> **WHAT IS EXPECTED**: Without the pictures, write out all the lines below exactly as they appear.

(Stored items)
****************

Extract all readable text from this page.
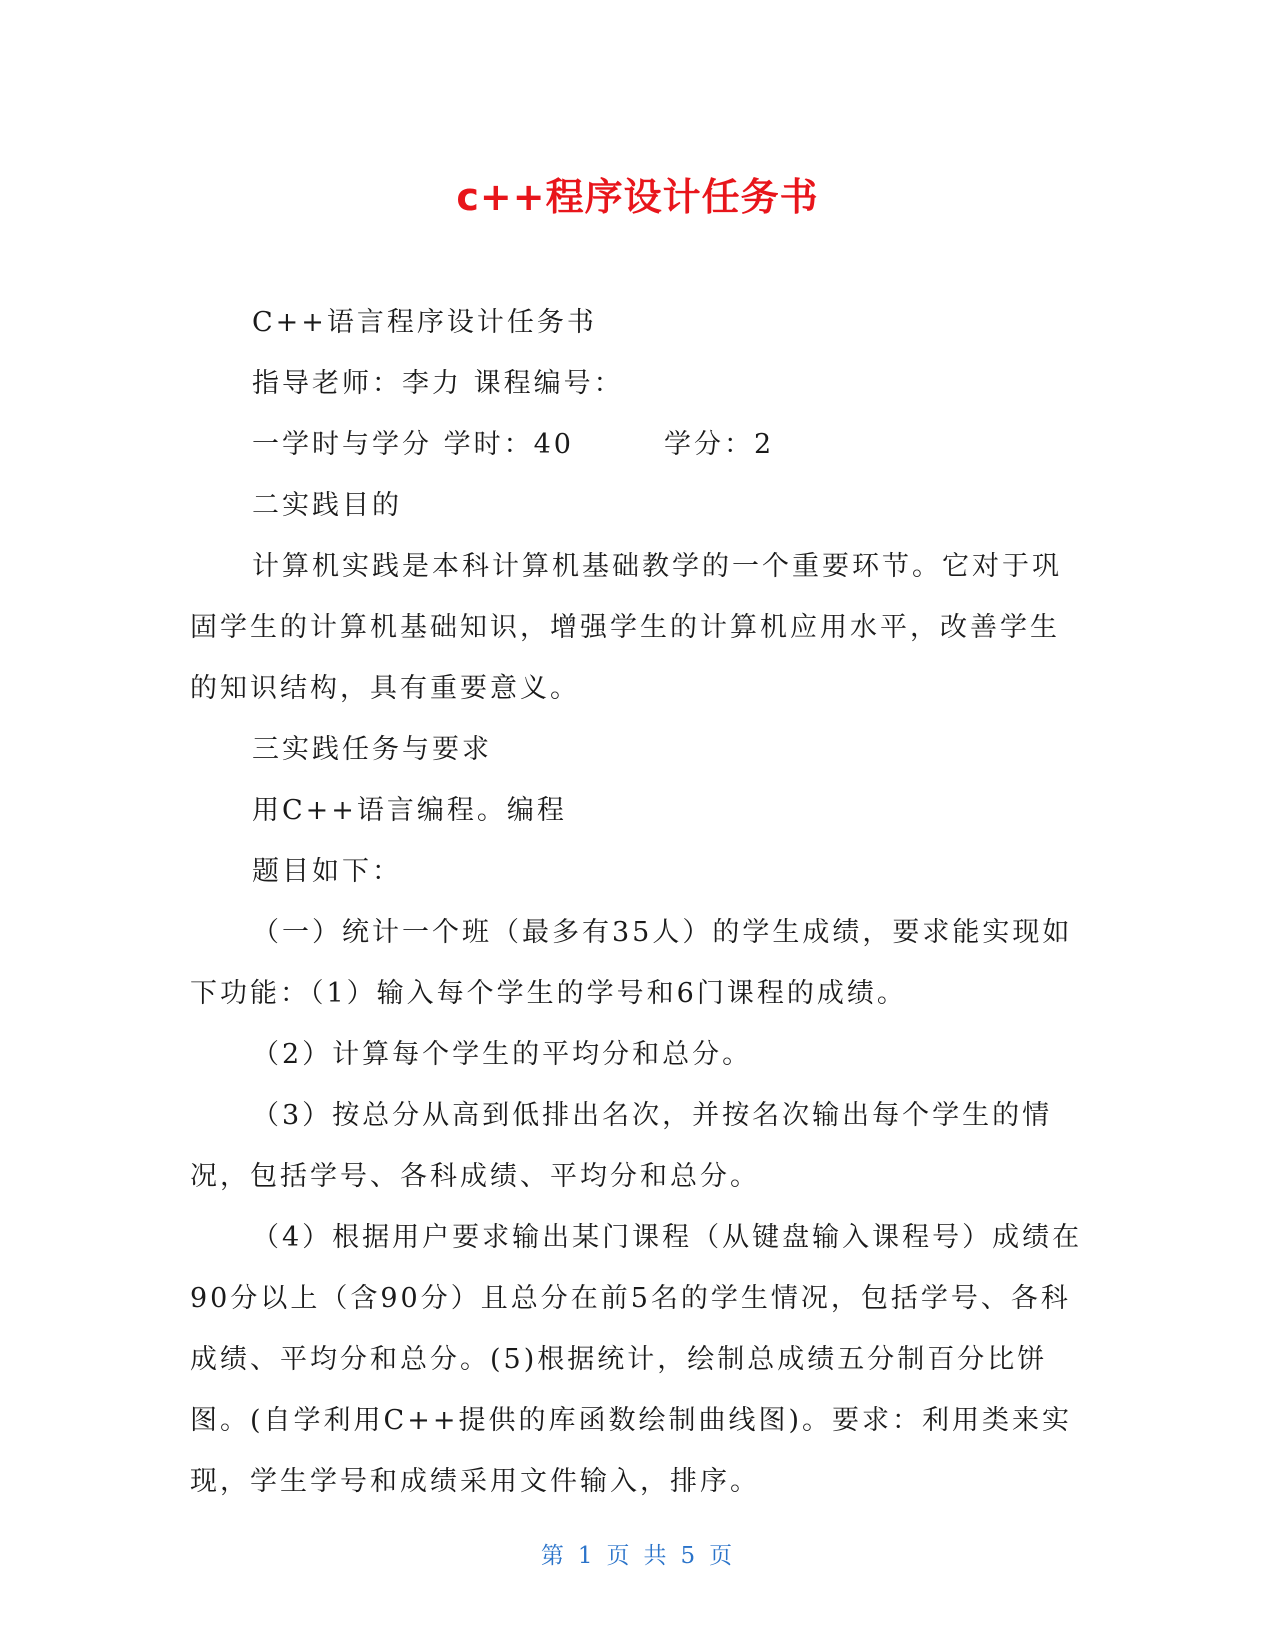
c++程序设计任务书

C++语言程序设计任务书

指导老师：李力 课程编号：

一学时与学分 学时：40　　　学分：2

二实践目的

计算机实践是本科计算机基础教学的一个重要环节。它对于巩固学生的计算机基础知识，增强学生的计算机应用水平，改善学生的知识结构，具有重要意义。

三实践任务与要求

用C++语言编程。编程

题目如下：

（一）统计一个班（最多有35人）的学生成绩，要求能实现如下功能：（1）输入每个学生的学号和6门课程的成绩。

（2）计算每个学生的平均分和总分。

（3）按总分从高到低排出名次，并按名次输出每个学生的情况，包括学号、各科成绩、平均分和总分。

（4）根据用户要求输出某门课程（从键盘输入课程号）成绩在90分以上（含90分）且总分在前5名的学生情况，包括学号、各科成绩、平均分和总分。(5)根据统计，绘制总成绩五分制百分比饼图。(自学利用C++提供的库函数绘制曲线图)。要求：利用类来实现，学生学号和成绩采用文件输入，排序。

第 1 页 共 5 页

****************

> **SOLUTION TO THE PROBLEM**:
Extract all readable text from this page.
c++程序设计任务书

C++语言程序设计任务书

指导老师：李力 课程编号：

一学时与学分 学时：40　　　学分：2

二实践目的

计算机实践是本科计算机基础教学的一个重要环节。它对于巩固学生的计算机基础知识，增强学生的计算机应用水平，改善学生的知识结构，具有重要意义。

三实践任务与要求

用C++语言编程。编程

题目如下：

（一）统计一个班（最多有35人）的学生成绩，要求能实现如下功能：（1）输入每个学生的学号和6门课程的成绩。

（2）计算每个学生的平均分和总分。

（3）按总分从高到低排出名次，并按名次输出每个学生的情况，包括学号、各科成绩、平均分和总分。

（4）根据用户要求输出某门课程（从键盘输入课程号）成绩在90分以上（含90分）且总分在前5名的学生情况，包括学号、各科成绩、平均分和总分。(5)根据统计，绘制总成绩五分制百分比饼图。(自学利用C++提供的库函数绘制曲线图)。要求：利用类来实现，学生学号和成绩采用文件输入，排序。

第 1 页 共 5 页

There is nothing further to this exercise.